_Problem to solve:_
Return every line of the material below that contains the string "chart".

■ ■ ■

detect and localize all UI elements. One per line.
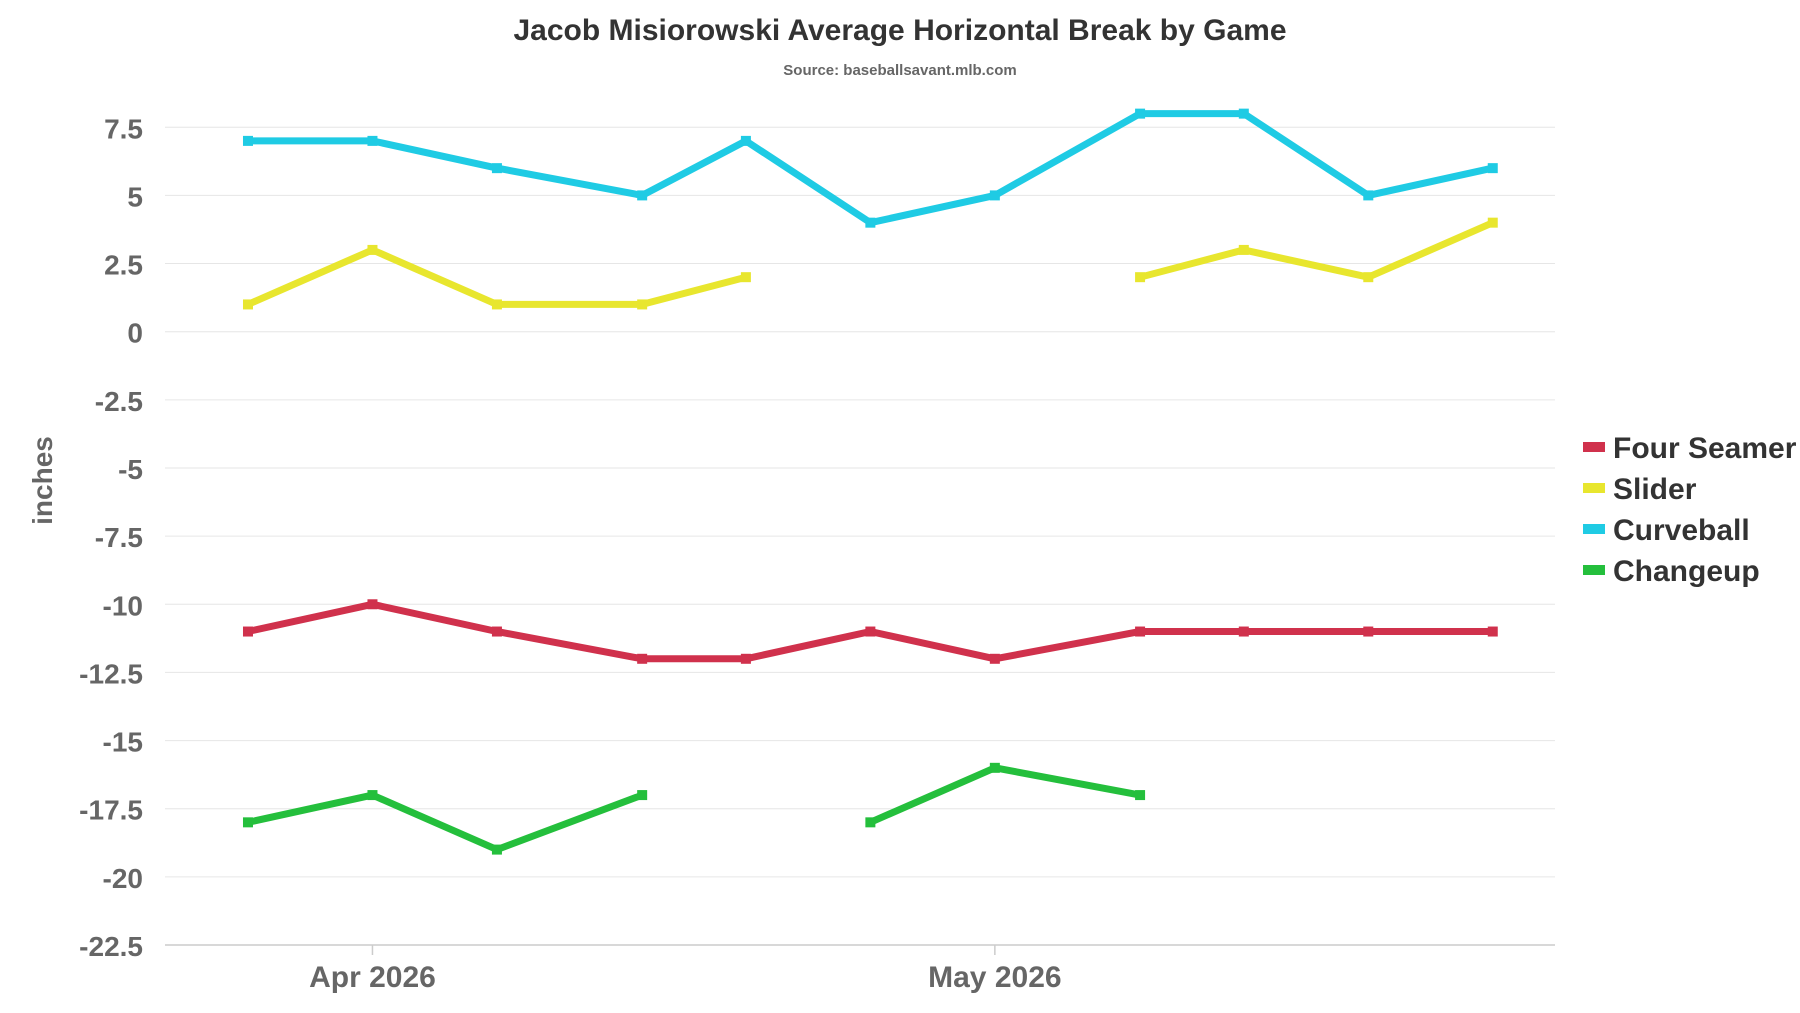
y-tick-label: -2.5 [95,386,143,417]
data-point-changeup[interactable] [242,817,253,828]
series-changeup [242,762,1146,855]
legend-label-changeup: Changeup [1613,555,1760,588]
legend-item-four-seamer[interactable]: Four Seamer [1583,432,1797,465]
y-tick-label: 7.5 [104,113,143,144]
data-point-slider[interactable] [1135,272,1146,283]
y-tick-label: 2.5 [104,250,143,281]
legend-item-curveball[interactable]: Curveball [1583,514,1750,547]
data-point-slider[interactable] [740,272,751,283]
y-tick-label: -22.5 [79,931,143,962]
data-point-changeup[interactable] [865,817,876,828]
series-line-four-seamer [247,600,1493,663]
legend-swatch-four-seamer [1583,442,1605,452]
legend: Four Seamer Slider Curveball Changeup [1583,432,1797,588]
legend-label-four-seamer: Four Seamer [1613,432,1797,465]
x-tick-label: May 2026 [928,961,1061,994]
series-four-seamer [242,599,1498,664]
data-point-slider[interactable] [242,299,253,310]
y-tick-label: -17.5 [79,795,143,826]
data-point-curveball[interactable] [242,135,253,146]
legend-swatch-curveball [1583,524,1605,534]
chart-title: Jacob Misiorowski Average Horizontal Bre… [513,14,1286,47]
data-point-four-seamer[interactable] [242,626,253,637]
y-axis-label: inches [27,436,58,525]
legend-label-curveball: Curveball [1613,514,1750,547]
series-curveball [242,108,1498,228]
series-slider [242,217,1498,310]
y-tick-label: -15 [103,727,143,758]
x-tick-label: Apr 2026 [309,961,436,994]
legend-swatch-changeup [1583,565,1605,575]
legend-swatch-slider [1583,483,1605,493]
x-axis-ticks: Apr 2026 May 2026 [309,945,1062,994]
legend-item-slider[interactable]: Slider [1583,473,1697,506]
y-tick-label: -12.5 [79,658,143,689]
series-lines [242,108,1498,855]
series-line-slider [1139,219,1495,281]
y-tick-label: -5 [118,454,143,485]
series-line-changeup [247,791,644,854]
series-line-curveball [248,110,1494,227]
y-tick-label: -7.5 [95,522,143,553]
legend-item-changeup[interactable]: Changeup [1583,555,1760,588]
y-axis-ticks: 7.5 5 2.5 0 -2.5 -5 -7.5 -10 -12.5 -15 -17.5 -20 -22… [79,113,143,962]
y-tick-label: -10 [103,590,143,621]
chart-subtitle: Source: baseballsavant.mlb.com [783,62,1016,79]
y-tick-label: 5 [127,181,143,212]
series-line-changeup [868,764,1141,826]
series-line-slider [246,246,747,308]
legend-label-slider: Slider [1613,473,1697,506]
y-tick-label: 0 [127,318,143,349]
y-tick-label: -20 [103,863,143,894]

■ ■ ■

_Expected output:_
chart-title: Jacob Misiorowski Average Horizontal Bre… [513,14,1286,47]
chart-subtitle: Source: baseballsavant.mlb.com [783,62,1016,79]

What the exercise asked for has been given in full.